#### [Stated goal]
Copy out all the lines where "ыстық" shows up.

-------- Supplied material --------

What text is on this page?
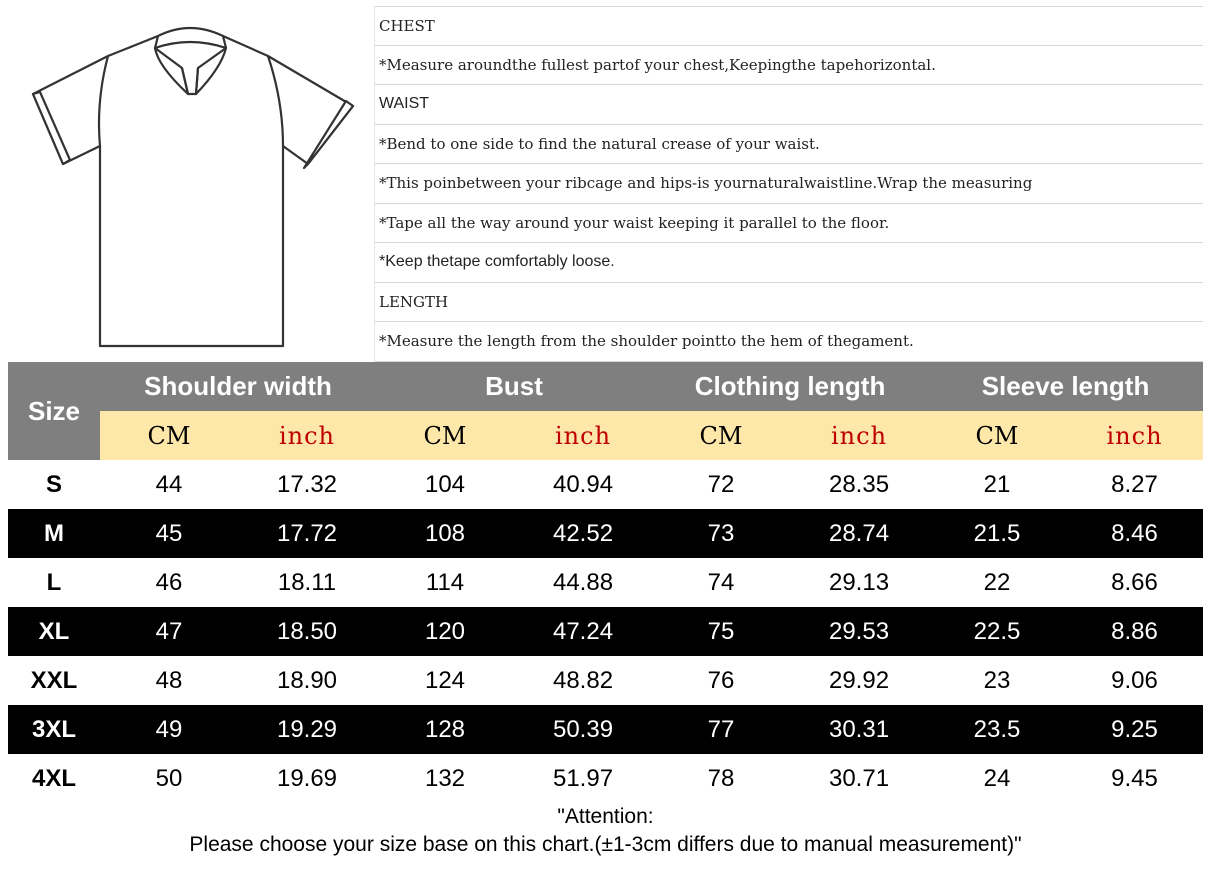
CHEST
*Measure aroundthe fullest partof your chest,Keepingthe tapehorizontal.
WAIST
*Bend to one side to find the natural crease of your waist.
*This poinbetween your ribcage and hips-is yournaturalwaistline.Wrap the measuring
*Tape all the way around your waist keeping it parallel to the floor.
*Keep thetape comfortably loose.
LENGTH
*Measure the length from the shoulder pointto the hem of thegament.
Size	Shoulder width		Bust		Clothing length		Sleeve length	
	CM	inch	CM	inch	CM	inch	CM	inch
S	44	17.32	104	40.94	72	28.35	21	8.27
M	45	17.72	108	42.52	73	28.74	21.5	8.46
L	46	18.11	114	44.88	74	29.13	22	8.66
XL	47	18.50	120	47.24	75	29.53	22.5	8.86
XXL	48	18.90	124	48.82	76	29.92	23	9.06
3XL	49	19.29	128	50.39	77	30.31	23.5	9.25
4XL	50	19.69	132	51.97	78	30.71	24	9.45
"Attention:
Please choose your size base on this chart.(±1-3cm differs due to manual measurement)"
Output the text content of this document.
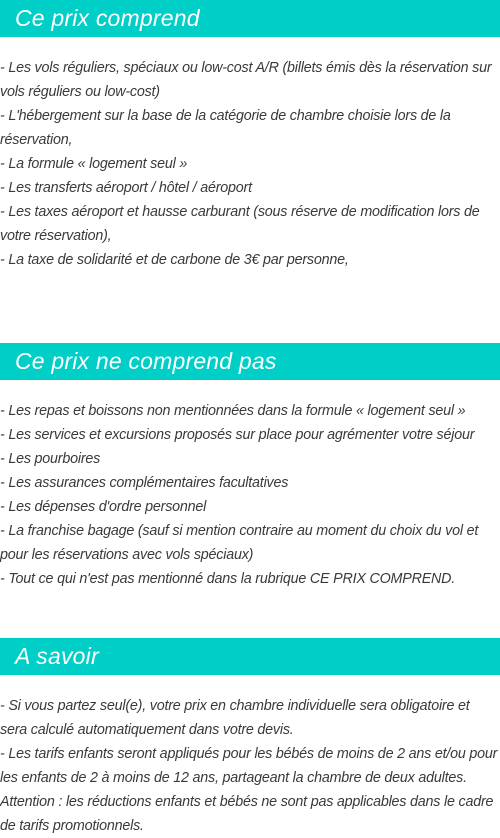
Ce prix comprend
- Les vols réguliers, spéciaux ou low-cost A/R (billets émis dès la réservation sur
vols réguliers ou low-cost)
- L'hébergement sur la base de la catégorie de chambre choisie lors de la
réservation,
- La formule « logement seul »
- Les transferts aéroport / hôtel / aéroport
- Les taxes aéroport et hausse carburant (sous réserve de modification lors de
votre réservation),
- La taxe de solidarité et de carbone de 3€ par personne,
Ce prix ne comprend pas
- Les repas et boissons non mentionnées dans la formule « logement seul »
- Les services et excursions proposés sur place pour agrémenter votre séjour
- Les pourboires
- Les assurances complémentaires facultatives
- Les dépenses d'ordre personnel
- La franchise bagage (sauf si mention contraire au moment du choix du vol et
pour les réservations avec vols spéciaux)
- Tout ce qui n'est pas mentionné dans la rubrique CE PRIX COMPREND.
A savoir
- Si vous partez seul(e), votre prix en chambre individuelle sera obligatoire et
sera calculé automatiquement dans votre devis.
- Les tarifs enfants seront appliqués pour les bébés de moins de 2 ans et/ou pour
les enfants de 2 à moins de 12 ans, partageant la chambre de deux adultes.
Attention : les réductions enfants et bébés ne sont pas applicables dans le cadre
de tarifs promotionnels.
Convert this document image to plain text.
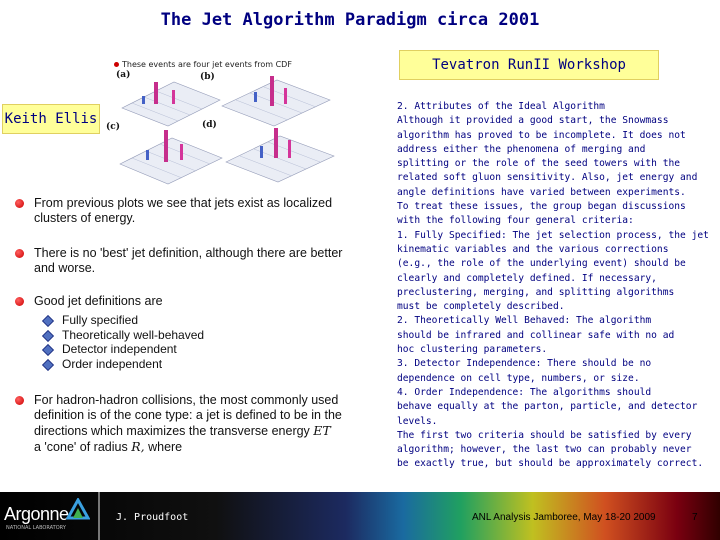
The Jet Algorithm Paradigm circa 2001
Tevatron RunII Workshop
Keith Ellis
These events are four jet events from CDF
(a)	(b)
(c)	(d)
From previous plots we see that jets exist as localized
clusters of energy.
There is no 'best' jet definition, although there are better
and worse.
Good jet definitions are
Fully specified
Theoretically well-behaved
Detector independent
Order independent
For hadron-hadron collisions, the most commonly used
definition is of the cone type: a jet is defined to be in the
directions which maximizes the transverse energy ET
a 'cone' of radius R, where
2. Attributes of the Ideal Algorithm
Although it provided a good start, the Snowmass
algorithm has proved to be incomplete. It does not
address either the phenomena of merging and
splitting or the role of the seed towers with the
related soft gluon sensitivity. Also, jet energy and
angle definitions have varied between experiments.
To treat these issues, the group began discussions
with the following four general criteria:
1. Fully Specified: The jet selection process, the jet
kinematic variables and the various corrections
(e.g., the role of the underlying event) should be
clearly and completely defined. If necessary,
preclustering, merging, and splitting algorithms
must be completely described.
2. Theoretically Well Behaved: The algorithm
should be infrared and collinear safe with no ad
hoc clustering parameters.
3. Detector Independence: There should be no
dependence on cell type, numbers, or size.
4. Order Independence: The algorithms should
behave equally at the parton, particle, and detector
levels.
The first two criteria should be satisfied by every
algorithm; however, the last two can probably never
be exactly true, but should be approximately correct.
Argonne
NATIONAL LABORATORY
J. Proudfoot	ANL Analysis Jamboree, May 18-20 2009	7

--------
-------- Supplied material --------

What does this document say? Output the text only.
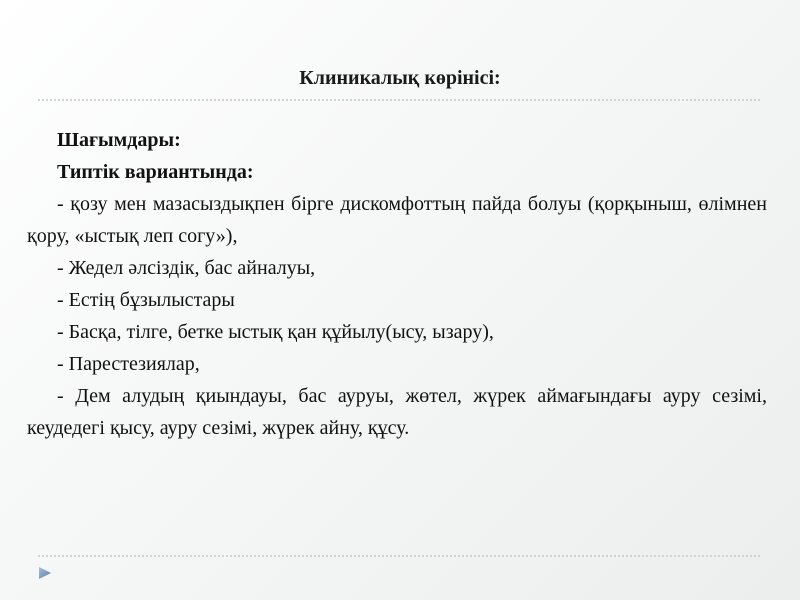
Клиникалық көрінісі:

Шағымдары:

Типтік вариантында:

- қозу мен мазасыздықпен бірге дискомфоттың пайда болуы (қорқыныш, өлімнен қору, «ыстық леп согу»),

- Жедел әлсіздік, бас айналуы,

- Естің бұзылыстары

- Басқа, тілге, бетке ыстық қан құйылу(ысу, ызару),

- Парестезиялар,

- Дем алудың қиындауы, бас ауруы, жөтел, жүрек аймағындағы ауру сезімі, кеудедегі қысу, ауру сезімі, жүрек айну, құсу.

--------
-------- Supplied material --------

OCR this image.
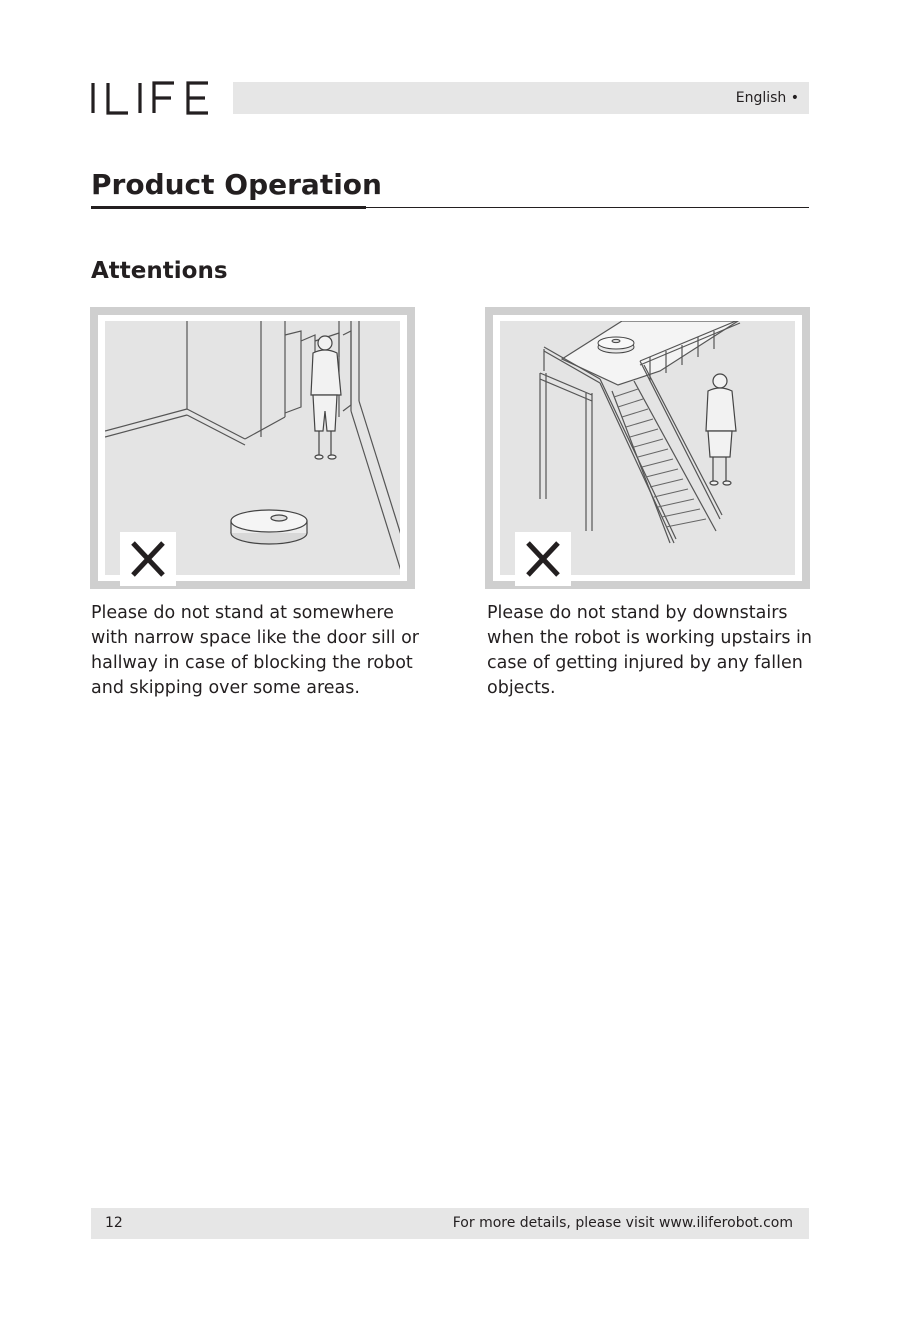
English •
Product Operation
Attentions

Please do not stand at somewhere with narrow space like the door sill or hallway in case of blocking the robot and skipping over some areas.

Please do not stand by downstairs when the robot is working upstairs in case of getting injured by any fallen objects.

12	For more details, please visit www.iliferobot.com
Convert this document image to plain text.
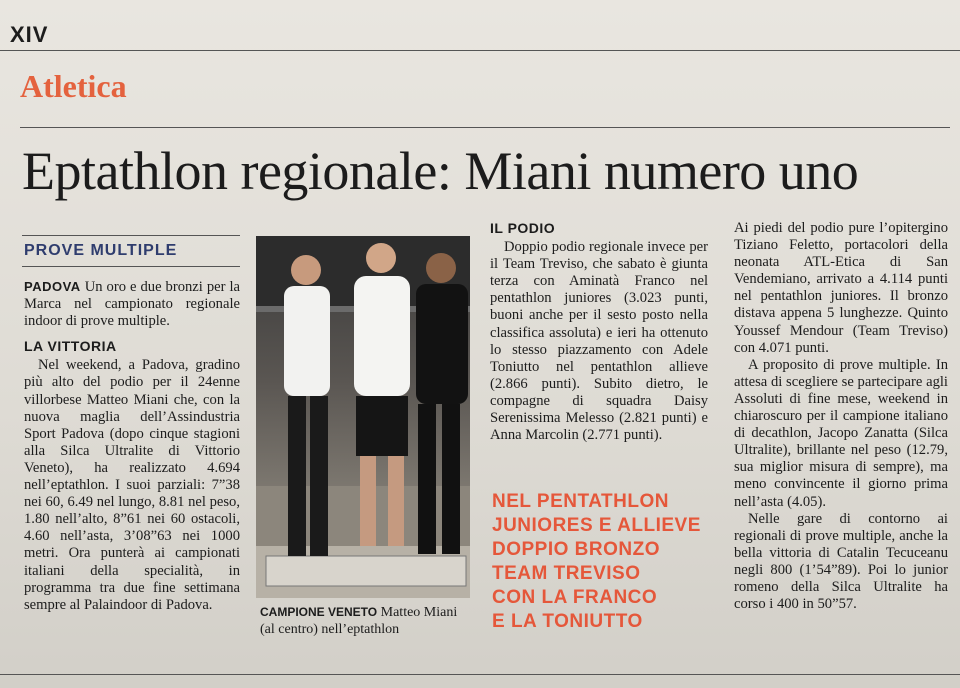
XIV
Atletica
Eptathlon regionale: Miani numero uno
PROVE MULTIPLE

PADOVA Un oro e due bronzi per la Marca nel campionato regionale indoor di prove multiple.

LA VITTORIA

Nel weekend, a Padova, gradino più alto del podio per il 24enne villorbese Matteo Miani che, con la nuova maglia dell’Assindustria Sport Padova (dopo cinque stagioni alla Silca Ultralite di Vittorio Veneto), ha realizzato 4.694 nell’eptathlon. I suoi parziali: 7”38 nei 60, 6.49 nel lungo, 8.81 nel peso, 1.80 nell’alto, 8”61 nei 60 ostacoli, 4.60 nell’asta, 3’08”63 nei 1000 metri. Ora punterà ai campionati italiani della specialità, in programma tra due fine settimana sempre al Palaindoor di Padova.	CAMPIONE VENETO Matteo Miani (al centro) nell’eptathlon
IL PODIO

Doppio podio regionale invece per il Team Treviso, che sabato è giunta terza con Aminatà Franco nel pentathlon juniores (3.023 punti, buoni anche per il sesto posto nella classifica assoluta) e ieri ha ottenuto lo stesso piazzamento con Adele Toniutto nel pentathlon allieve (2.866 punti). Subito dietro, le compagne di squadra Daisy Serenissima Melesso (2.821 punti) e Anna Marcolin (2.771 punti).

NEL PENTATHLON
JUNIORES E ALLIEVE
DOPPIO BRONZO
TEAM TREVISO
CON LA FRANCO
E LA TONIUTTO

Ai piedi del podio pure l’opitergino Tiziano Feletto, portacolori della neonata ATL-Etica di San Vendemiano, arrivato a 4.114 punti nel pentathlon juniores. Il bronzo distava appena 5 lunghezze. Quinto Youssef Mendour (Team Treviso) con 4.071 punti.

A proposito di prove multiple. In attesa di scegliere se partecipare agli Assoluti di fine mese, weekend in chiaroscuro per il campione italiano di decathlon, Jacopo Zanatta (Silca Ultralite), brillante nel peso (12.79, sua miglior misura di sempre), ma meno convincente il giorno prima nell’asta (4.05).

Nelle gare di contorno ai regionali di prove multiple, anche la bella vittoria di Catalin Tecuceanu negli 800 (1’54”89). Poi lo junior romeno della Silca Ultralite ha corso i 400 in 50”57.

--------

#### [Answer]
- қозу мен мазасыздықпен бірге дискомфоттың пайда болуы (қорқыныш, өлімнен қору, «ыстық леп согу»),
- Басқа, тілге, бетке ыстық қан құйылу(ысу, ызару),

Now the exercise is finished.